◆ What the exercise asks: Search the listing below for the string "นพระอ" and show each line that contains it.

========================

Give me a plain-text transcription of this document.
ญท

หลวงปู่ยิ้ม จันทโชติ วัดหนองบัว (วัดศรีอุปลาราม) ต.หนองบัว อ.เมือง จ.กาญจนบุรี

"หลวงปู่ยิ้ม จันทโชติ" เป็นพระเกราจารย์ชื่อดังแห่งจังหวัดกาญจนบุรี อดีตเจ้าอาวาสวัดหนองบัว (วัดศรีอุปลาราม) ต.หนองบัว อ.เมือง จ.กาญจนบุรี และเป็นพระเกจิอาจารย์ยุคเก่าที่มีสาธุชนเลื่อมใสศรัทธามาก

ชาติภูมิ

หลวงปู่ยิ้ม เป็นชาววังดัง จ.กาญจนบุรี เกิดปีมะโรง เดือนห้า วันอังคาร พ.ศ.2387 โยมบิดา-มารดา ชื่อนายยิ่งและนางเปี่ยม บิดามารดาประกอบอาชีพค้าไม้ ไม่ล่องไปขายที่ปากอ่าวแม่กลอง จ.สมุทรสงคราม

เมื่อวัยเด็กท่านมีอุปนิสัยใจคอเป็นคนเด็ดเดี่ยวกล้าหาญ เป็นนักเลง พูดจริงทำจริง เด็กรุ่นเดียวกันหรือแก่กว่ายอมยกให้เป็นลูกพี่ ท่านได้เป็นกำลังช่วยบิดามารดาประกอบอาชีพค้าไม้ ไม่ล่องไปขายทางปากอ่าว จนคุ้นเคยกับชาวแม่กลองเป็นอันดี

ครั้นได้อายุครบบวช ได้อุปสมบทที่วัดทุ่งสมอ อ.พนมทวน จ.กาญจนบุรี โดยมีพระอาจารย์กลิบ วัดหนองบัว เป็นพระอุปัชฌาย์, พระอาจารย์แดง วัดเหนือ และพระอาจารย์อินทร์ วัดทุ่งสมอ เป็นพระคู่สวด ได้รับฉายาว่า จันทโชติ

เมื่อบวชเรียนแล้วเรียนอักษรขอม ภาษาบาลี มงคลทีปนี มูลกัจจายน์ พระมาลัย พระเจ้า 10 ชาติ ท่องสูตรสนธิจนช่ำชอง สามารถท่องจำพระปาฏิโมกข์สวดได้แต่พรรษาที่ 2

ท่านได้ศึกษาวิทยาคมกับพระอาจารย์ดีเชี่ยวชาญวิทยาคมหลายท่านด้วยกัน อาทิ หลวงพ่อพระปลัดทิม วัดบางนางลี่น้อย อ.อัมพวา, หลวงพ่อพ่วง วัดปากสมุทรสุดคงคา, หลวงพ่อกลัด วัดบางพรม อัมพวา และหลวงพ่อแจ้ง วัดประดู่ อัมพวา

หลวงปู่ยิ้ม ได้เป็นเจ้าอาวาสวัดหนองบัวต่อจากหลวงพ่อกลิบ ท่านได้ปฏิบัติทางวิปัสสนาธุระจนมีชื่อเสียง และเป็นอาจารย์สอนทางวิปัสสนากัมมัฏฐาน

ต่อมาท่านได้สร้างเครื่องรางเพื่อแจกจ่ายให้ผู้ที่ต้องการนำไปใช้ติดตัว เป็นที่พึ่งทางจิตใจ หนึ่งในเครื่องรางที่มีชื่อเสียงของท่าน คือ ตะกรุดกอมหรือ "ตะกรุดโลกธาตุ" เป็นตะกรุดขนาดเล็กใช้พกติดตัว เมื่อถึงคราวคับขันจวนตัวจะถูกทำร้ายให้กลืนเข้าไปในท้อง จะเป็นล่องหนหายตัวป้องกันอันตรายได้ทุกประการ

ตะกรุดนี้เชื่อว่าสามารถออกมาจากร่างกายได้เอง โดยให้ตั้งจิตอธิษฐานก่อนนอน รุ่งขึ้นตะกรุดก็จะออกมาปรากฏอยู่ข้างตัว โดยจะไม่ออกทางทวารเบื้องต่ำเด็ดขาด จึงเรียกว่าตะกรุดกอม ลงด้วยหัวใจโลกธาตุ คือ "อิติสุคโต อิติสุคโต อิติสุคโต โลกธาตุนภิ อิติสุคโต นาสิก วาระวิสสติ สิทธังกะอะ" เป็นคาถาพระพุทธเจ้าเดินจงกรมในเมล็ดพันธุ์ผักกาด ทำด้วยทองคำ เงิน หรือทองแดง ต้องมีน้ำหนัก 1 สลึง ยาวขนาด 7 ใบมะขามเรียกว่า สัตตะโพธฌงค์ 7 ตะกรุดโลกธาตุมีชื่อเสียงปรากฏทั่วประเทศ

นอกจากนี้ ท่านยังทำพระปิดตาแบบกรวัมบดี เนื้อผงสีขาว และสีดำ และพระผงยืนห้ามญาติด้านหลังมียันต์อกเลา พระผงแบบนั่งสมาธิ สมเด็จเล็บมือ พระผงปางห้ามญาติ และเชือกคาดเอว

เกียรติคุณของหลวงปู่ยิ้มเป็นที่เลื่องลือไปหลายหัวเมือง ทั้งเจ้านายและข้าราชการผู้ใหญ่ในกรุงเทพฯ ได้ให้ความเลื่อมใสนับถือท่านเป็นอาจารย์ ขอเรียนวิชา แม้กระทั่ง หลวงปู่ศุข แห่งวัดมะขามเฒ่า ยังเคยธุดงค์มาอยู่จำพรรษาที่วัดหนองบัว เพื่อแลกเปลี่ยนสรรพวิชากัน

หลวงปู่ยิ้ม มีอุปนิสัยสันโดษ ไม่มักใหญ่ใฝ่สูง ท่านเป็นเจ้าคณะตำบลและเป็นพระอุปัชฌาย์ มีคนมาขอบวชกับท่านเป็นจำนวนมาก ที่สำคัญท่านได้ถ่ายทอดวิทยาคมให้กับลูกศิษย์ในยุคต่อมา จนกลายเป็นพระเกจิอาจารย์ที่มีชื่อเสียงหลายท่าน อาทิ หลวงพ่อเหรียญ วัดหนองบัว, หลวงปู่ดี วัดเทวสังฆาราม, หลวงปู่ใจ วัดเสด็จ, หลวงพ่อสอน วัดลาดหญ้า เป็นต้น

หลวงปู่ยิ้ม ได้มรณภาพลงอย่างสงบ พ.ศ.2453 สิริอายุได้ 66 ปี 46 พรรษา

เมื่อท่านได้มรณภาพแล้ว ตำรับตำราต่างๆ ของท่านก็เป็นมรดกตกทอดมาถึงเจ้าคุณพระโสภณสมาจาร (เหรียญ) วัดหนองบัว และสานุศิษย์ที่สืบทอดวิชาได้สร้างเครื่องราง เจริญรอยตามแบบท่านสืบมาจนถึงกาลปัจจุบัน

========================

◆ Full solution:
ครั้นได้อายุครบบวช ได้อุปสมบทที่วัดทุ่งสมอ อ.พนมทวน จ.กาญจนบุรี โดยมีพระอาจารย์กลิบ วัดหนองบัว เป็นพระอุปัชฌาย์, พระอาจารย์แดง วัดเหนือ และพระอาจารย์อินทร์ วัดทุ่งสมอ เป็นพระคู่สวด ได้รับฉายาว่า จันทโชติ
หลวงปู่ยิ้ม มีอุปนิสัยสันโดษ ไม่มักใหญ่ใฝ่สูง ท่านเป็นเจ้าคณะตำบลและเป็นพระอุปัชฌาย์ มีคนมาขอบวชกับท่านเป็นจำนวนมาก ที่สำคัญท่านได้ถ่ายทอดวิทยาคมให้กับลูกศิษย์ในยุคต่อมา จนกลายเป็นพระเกจิอาจารย์ที่มีชื่อเสียงหลายท่าน อาทิ หลวงพ่อเหรียญ วัดหนองบัว, หลวงปู่ดี วัดเทวสังฆาราม, หลวงปู่ใจ วัดเสด็จ, หลวงพ่อสอน วัดลาดหญ้า เป็นต้น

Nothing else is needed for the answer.